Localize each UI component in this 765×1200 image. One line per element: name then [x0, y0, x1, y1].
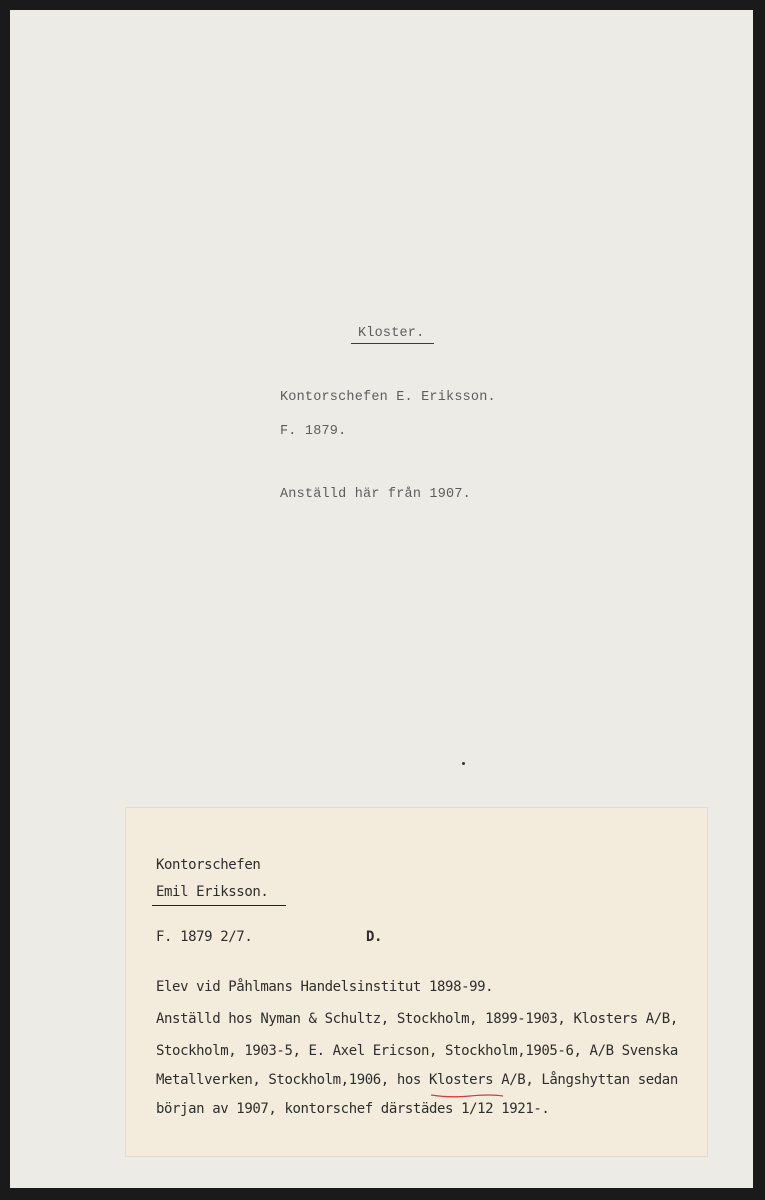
archive-sheet	[10, 10, 753, 1188]
card-body-line5: början av 1907, kontorschef därstädes 1/12 1921-.	[156, 1101, 550, 1117]
card-born: F. 1879 2/7.	[156, 929, 253, 945]
card-title-underline	[152, 905, 286, 906]
sheet-heading: Kloster.	[358, 326, 425, 341]
index-card	[126, 808, 707, 1156]
card-body-line1: Elev vid Påhlmans Handelsinstitut 1898-99.	[156, 979, 494, 995]
sheet-line-name: Kontorschefen E. Eriksson.	[280, 390, 496, 405]
red-pencil-underline	[430, 1093, 504, 1099]
card-title-line1: Kontorschefen	[156, 857, 261, 873]
sheet-line-employed: Anställd här från 1907.	[280, 487, 471, 502]
card-body-line2: Anställd hos Nyman & Schultz, Stockholm, 1899-1903, Klosters A/B,	[156, 1011, 678, 1027]
card-body-line4: Metallverken, Stockholm,1906, hos Klosters A/B, Långshyttan sedan	[156, 1072, 678, 1088]
heading-underline	[351, 343, 434, 344]
card-title-line2: Emil Eriksson.	[156, 884, 269, 900]
card-mark: D.	[366, 929, 383, 945]
ink-speck	[462, 762, 465, 765]
card-body-line3: Stockholm, 1903-5, E. Axel Ericson, Stockholm,1905-6, A/B Svenska	[156, 1043, 678, 1059]
sheet-line-born: F. 1879.	[280, 424, 347, 439]
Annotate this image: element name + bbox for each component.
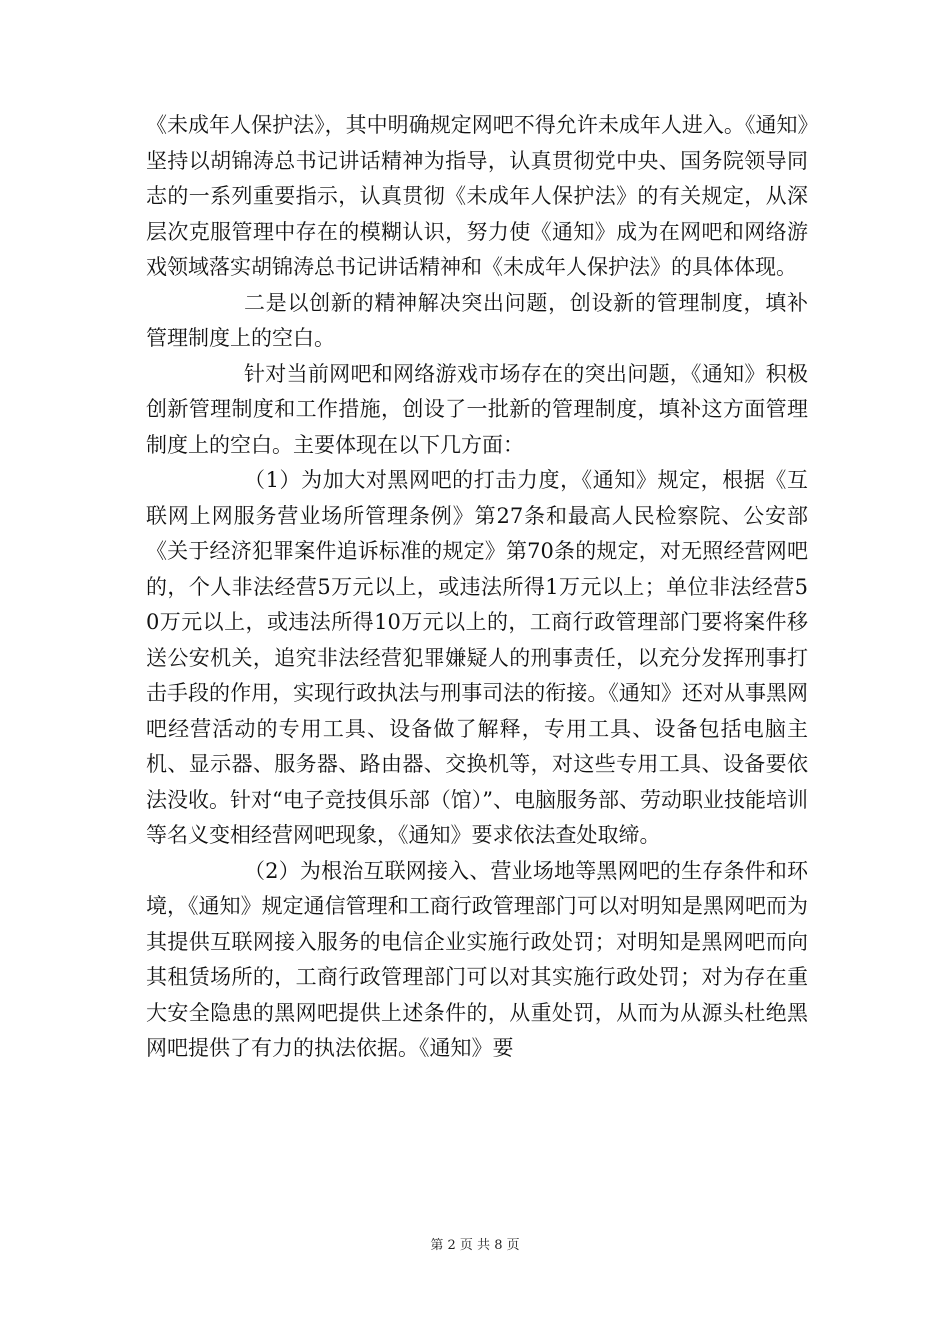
paragraph-item-1: （1）为加大对黑网吧的打击力度，《通知》规定，根据《互联网上网服务营业场所管理条例》第27条和最高人民检察院、公安部《关于经济犯罪案件追诉标准的规定》第70条的规定，对无照经营网吧的，个人非法经营5万元以上，或违法所得1万元以上；单位非法经营50万元以上，或违法所得10万元以上的，工商行政管理部门要将案件移送公安机关，追究非法经营犯罪嫌疑人的刑事责任，以充分发挥刑事打击手段的作用，实现行政执法与刑事司法的衔接。《通知》还对从事黑网吧经营活动的专用工具、设备做了解释，专用工具、设备包括电脑主机、显示器、服务器、路由器、交换机等，对这些专用工具、设备要依法没收。针对“电子竞技俱乐部（馆）”、电脑服务部、劳动职业技能培训等名义变相经营网吧现象，《通知》要求依法查处取缔。 xyxy=(146,468,808,847)
paragraph-continuation: 《未成年人保护法》，其中明确规定网吧不得允许未成年人进入。《通知》坚持以胡锦涛总书记讲话精神为指导，认真贯彻党中央、国务院领导同志的一系列重要指示，认真贯彻《未成年人保护法》的有关规定，从深层次克服管理中存在的模糊认识，努力使《通知》成为在网吧和网络游戏领域落实胡锦涛总书记讲话精神和《未成年人保护法》的具体体现。 xyxy=(146,113,808,279)
paragraph-section-heading: 二是以创新的精神解决突出问题，创设新的管理制度，填补管理制度上的空白。 xyxy=(146,290,808,350)
document-body xyxy=(146,108,808,1067)
paragraph-item-2: （2）为根治互联网接入、营业场地等黑网吧的生存条件和环境，《通知》规定通信管理和工商行政管理部门可以对明知是黑网吧而为其提供互联网接入服务的电信企业实施行政处罚；对明知是黑网吧而向其租赁场所的，工商行政管理部门可以对其实施行政处罚；对为存在重大安全隐患的黑网吧提供上述条件的，从重处罚，从而为从源头杜绝黑网吧提供了有力的执法依据。《通知》要 xyxy=(146,858,808,1060)
page-number-footer: 第 2 页 共 8 页 xyxy=(430,1238,520,1253)
paragraph-intro: 针对当前网吧和网络游戏市场存在的突出问题，《通知》积极创新管理制度和工作措施，创设了一批新的管理制度，填补这方面管理制度上的空白。主要体现在以下几方面： xyxy=(146,361,808,457)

§

#### Opgave:
Wil je alle regels van beide items hierboven letterlijk overschrijven en daarbij de afbeeldingen weglaten?

#### Antwoord:
Localize each UI component in this 765×1200 image. One line per element: name then [x0, y0, x1, y1].
archive-sheet	[10, 10, 753, 1188]
card-body-line5: början av 1907, kontorschef därstädes 1/12 1921-.	[156, 1101, 550, 1117]
card-born: F. 1879 2/7.	[156, 929, 253, 945]
card-title-underline	[152, 905, 286, 906]
sheet-heading: Kloster.	[358, 326, 425, 341]
index-card	[126, 808, 707, 1156]
card-body-line1: Elev vid Påhlmans Handelsinstitut 1898-99.	[156, 979, 494, 995]
sheet-line-name: Kontorschefen E. Eriksson.	[280, 390, 496, 405]
red-pencil-underline	[430, 1093, 504, 1099]
card-title-line1: Kontorschefen	[156, 857, 261, 873]
sheet-line-employed: Anställd här från 1907.	[280, 487, 471, 502]
card-body-line2: Anställd hos Nyman & Schultz, Stockholm, 1899-1903, Klosters A/B,	[156, 1011, 678, 1027]
card-body-line4: Metallverken, Stockholm,1906, hos Klosters A/B, Långshyttan sedan	[156, 1072, 678, 1088]
heading-underline	[351, 343, 434, 344]
card-title-line2: Emil Eriksson.	[156, 884, 269, 900]
card-mark: D.	[366, 929, 383, 945]
ink-speck	[462, 762, 465, 765]
card-body-line3: Stockholm, 1903-5, E. Axel Ericson, Stockholm,1905-6, A/B Svenska	[156, 1043, 678, 1059]
sheet-line-born: F. 1879.	[280, 424, 347, 439]
Annotate this image: element name + bbox for each component.
paragraph-item-1: （1）为加大对黑网吧的打击力度，《通知》规定，根据《互联网上网服务营业场所管理条例》第27条和最高人民检察院、公安部《关于经济犯罪案件追诉标准的规定》第70条的规定，对无照经营网吧的，个人非法经营5万元以上，或违法所得1万元以上；单位非法经营50万元以上，或违法所得10万元以上的，工商行政管理部门要将案件移送公安机关，追究非法经营犯罪嫌疑人的刑事责任，以充分发挥刑事打击手段的作用，实现行政执法与刑事司法的衔接。《通知》还对从事黑网吧经营活动的专用工具、设备做了解释，专用工具、设备包括电脑主机、显示器、服务器、路由器、交换机等，对这些专用工具、设备要依法没收。针对“电子竞技俱乐部（馆）”、电脑服务部、劳动职业技能培训等名义变相经营网吧现象，《通知》要求依法查处取缔。 xyxy=(146,468,808,847)
paragraph-continuation: 《未成年人保护法》，其中明确规定网吧不得允许未成年人进入。《通知》坚持以胡锦涛总书记讲话精神为指导，认真贯彻党中央、国务院领导同志的一系列重要指示，认真贯彻《未成年人保护法》的有关规定，从深层次克服管理中存在的模糊认识，努力使《通知》成为在网吧和网络游戏领域落实胡锦涛总书记讲话精神和《未成年人保护法》的具体体现。 xyxy=(146,113,808,279)
paragraph-section-heading: 二是以创新的精神解决突出问题，创设新的管理制度，填补管理制度上的空白。 xyxy=(146,290,808,350)
document-body xyxy=(146,108,808,1067)
paragraph-item-2: （2）为根治互联网接入、营业场地等黑网吧的生存条件和环境，《通知》规定通信管理和工商行政管理部门可以对明知是黑网吧而为其提供互联网接入服务的电信企业实施行政处罚；对明知是黑网吧而向其租赁场所的，工商行政管理部门可以对其实施行政处罚；对为存在重大安全隐患的黑网吧提供上述条件的，从重处罚，从而为从源头杜绝黑网吧提供了有力的执法依据。《通知》要 xyxy=(146,858,808,1060)
page-number-footer: 第 2 页 共 8 页 xyxy=(430,1238,520,1253)
paragraph-intro: 针对当前网吧和网络游戏市场存在的突出问题，《通知》积极创新管理制度和工作措施，创设了一批新的管理制度，填补这方面管理制度上的空白。主要体现在以下几方面： xyxy=(146,361,808,457)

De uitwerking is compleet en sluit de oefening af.